Part of a data file

+++++

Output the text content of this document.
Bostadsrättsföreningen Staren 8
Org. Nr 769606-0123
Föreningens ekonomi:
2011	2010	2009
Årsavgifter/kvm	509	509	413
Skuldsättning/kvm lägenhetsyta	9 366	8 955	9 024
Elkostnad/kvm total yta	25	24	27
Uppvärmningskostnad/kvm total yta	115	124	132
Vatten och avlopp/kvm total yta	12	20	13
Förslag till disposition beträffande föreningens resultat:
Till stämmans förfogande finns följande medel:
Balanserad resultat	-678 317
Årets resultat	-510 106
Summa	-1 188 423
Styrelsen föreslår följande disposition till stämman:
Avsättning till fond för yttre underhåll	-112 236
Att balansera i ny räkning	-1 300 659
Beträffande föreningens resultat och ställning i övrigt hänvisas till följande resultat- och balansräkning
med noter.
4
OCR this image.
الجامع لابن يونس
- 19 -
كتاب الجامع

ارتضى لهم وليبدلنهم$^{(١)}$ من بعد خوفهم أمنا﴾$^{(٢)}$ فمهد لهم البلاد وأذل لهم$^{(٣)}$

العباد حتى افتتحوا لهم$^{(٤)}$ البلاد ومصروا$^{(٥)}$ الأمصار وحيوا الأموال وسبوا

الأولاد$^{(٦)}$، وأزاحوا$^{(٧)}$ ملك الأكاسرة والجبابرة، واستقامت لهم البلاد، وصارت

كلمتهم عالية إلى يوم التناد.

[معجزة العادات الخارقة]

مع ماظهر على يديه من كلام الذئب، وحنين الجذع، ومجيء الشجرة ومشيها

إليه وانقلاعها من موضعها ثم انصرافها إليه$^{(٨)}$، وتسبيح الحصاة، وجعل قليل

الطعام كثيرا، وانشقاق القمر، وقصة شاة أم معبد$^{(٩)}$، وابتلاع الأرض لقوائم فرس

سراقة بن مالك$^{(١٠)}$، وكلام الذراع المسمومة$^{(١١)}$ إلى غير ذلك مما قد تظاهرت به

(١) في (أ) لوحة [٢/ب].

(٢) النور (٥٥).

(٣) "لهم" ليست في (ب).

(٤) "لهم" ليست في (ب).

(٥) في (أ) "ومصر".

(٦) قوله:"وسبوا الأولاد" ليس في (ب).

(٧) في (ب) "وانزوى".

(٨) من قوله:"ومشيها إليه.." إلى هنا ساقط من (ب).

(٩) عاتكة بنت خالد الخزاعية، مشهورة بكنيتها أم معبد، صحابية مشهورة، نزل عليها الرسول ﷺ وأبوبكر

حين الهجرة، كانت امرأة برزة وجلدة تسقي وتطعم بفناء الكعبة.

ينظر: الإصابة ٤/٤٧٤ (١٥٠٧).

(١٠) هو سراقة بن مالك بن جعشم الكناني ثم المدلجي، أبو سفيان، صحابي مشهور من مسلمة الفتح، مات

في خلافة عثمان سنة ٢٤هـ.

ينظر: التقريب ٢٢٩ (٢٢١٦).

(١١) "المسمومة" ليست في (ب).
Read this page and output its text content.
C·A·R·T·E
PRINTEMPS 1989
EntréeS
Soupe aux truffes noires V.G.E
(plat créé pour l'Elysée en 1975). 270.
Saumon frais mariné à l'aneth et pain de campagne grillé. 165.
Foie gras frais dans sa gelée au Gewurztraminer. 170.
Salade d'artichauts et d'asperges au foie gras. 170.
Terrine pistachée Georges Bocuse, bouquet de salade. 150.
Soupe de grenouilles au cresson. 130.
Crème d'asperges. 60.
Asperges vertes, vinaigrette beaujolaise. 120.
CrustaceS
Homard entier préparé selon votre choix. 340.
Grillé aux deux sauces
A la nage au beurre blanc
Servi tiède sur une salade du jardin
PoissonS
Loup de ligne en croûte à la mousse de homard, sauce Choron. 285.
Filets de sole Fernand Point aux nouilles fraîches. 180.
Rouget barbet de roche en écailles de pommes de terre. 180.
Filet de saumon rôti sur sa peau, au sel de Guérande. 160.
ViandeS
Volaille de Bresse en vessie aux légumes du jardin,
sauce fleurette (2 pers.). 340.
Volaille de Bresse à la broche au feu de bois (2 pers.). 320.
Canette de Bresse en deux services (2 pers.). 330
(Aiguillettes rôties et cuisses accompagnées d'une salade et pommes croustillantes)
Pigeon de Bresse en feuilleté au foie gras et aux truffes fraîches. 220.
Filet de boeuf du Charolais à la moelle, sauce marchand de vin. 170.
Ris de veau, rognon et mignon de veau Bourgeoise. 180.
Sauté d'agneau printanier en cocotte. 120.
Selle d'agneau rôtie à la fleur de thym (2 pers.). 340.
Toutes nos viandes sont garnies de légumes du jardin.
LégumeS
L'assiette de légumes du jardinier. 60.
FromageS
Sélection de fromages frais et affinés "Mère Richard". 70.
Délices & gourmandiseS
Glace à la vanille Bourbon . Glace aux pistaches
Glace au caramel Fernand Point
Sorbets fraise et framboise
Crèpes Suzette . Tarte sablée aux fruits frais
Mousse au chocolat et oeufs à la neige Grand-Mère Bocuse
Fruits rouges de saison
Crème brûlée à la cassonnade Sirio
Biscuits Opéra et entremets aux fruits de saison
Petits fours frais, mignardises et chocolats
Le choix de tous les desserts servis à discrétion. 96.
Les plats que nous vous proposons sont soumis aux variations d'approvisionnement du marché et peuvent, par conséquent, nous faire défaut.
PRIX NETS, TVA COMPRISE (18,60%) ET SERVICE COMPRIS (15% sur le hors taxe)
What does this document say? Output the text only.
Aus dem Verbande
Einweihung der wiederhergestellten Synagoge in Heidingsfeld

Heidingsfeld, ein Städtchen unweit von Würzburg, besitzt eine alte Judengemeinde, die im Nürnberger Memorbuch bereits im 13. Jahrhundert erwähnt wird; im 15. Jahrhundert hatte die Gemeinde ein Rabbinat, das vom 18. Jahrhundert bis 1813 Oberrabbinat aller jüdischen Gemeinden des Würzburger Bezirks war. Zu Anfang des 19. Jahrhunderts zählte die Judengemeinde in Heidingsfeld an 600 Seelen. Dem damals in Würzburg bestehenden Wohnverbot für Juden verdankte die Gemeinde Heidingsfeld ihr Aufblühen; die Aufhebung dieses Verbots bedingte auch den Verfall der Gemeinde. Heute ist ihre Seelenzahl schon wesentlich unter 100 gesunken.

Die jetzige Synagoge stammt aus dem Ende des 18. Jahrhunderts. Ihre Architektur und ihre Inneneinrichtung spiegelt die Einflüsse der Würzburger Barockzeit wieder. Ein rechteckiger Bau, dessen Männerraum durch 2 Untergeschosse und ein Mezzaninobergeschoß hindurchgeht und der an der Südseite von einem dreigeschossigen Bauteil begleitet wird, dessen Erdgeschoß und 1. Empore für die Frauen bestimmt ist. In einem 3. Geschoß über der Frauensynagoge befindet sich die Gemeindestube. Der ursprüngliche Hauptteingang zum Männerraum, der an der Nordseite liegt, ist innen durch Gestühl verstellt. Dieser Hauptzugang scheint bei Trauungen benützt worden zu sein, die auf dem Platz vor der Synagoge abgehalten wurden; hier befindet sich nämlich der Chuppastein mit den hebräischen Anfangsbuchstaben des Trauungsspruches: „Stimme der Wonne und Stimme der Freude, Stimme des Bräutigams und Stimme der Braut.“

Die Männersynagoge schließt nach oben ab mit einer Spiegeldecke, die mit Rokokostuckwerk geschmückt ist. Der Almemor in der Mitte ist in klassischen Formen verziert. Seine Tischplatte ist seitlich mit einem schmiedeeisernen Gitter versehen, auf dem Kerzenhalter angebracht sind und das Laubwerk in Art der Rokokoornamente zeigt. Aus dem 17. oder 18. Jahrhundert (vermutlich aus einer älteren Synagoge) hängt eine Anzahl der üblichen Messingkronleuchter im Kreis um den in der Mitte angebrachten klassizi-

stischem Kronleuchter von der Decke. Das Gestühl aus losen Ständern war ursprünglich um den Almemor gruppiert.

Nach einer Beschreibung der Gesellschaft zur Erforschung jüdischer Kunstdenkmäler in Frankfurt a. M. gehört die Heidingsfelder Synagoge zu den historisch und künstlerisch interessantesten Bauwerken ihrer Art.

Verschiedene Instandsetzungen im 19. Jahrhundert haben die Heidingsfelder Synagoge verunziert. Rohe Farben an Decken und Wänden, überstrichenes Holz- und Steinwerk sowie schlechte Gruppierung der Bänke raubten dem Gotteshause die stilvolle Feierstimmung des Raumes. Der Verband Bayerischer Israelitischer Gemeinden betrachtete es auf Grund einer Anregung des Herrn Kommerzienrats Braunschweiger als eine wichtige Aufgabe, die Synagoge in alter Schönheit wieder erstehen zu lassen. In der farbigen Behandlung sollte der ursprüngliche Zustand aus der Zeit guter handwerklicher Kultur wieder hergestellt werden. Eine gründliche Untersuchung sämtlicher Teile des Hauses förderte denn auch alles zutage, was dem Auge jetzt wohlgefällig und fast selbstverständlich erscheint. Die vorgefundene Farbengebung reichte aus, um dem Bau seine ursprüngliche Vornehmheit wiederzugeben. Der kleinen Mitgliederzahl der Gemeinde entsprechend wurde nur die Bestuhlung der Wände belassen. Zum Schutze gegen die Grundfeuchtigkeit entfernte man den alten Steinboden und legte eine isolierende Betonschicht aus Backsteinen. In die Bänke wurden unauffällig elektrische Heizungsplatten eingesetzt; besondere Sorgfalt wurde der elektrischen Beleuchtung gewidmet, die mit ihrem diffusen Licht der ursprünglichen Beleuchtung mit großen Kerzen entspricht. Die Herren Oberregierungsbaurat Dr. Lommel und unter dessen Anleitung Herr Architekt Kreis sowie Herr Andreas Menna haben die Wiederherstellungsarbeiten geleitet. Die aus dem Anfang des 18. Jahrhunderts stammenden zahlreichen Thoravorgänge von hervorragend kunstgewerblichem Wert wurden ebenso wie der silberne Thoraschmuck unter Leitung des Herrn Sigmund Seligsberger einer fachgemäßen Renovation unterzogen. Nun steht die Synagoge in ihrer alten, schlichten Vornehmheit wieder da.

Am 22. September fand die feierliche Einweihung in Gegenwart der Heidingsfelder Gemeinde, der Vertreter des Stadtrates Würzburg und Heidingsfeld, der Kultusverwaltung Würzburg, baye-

+++++

■ **Task brief**
Reply with the number of lines in the preceding entries that contain "ليست", and no other words.

■ **Complete output**
3